WHAT IS BEING ASKED: Report, as a bare number, how many lines hold "value".

____ EXCERPTED DATA

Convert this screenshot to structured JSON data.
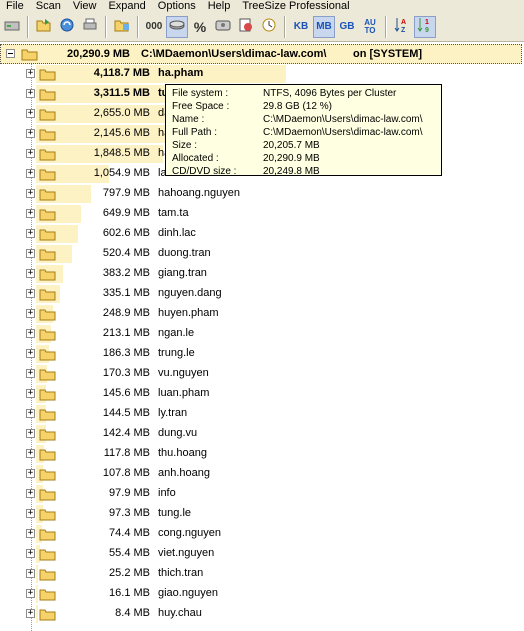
{
  "menu": [
    "File",
    "Scan",
    "View",
    "Expand",
    "Options",
    "Help",
    "TreeSize Professional"
  ],
  "toolbar": {
    "unit_buttons": [
      "KB",
      "MB",
      "GB"
    ],
    "auto_label": "AU TO",
    "count_label": "000",
    "percent_label": "%"
  },
  "root": {
    "size": "20,290.9 MB",
    "path": "C:\\MDaemon\\Users\\dimac-law.com\\",
    "suffix": "on [SYSTEM]"
  },
  "tooltip": {
    "rows": [
      {
        "label": "File system :",
        "value": "NTFS, 4096 Bytes per Cluster"
      },
      {
        "label": "Free Space :",
        "value": "29.8 GB  (12 %)"
      },
      {
        "label": "Name :",
        "value": "C:\\MDaemon\\Users\\dimac-law.com\\"
      },
      {
        "label": "Full Path :",
        "value": "C:\\MDaemon\\Users\\dimac-law.com\\"
      },
      {
        "label": "Size :",
        "value": "20,205.7 MB"
      },
      {
        "label": "Allocated :",
        "value": "20,290.9 MB"
      },
      {
        "label": "CD/DVD size :",
        "value": "20,249.8 MB"
      }
    ]
  },
  "folders": [
    {
      "size": "4,118.7 MB",
      "name": "ha.pham",
      "bold": true,
      "fraction": 0.203
    },
    {
      "size": "3,311.5 MB",
      "name": "tu",
      "bold": true,
      "fraction": 0.163
    },
    {
      "size": "2,655.0 MB",
      "name": "dao",
      "bold": false,
      "fraction": 0.131
    },
    {
      "size": "2,145.6 MB",
      "name": "ha",
      "bold": false,
      "fraction": 0.106
    },
    {
      "size": "1,848.5 MB",
      "name": "ha",
      "bold": false,
      "fraction": 0.091
    },
    {
      "size": "1,054.9 MB",
      "name": "lam",
      "bold": false,
      "fraction": 0.052
    },
    {
      "size": "797.9 MB",
      "name": "hahoang.nguyen",
      "bold": false,
      "fraction": 0.039
    },
    {
      "size": "649.9 MB",
      "name": "tam.ta",
      "bold": false,
      "fraction": 0.032
    },
    {
      "size": "602.6 MB",
      "name": "dinh.lac",
      "bold": false,
      "fraction": 0.03
    },
    {
      "size": "520.4 MB",
      "name": "duong.tran",
      "bold": false,
      "fraction": 0.026
    },
    {
      "size": "383.2 MB",
      "name": "giang.tran",
      "bold": false,
      "fraction": 0.019
    },
    {
      "size": "335.1 MB",
      "name": "nguyen.dang",
      "bold": false,
      "fraction": 0.017
    },
    {
      "size": "248.9 MB",
      "name": "huyen.pham",
      "bold": false,
      "fraction": 0.012
    },
    {
      "size": "213.1 MB",
      "name": "ngan.le",
      "bold": false,
      "fraction": 0.011
    },
    {
      "size": "186.3 MB",
      "name": "trung.le",
      "bold": false,
      "fraction": 0.009
    },
    {
      "size": "170.3 MB",
      "name": "vu.nguyen",
      "bold": false,
      "fraction": 0.008
    },
    {
      "size": "145.6 MB",
      "name": "luan.pham",
      "bold": false,
      "fraction": 0.007
    },
    {
      "size": "144.5 MB",
      "name": "ly.tran",
      "bold": false,
      "fraction": 0.007
    },
    {
      "size": "142.4 MB",
      "name": "dung.vu",
      "bold": false,
      "fraction": 0.007
    },
    {
      "size": "117.8 MB",
      "name": "thu.hoang",
      "bold": false,
      "fraction": 0.006
    },
    {
      "size": "107.8 MB",
      "name": "anh.hoang",
      "bold": false,
      "fraction": 0.005
    },
    {
      "size": "97.9 MB",
      "name": "info",
      "bold": false,
      "fraction": 0.005
    },
    {
      "size": "97.3 MB",
      "name": "tung.le",
      "bold": false,
      "fraction": 0.005
    },
    {
      "size": "74.4 MB",
      "name": "cong.nguyen",
      "bold": false,
      "fraction": 0.004
    },
    {
      "size": "55.4 MB",
      "name": "viet.nguyen",
      "bold": false,
      "fraction": 0.003
    },
    {
      "size": "25.2 MB",
      "name": "thich.tran",
      "bold": false,
      "fraction": 0.001
    },
    {
      "size": "16.1 MB",
      "name": "giao.nguyen",
      "bold": false,
      "fraction": 0.001
    },
    {
      "size": "8.4 MB",
      "name": "huy.chau",
      "bold": false,
      "fraction": 0.0004
    }
  ],
  "icons": {
    "folder_color": "#f5d36a",
    "bar_color": "#fdf2c4",
    "accent": "#1b54b8"
  }
}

________

COMPLETE RESPONSE: 7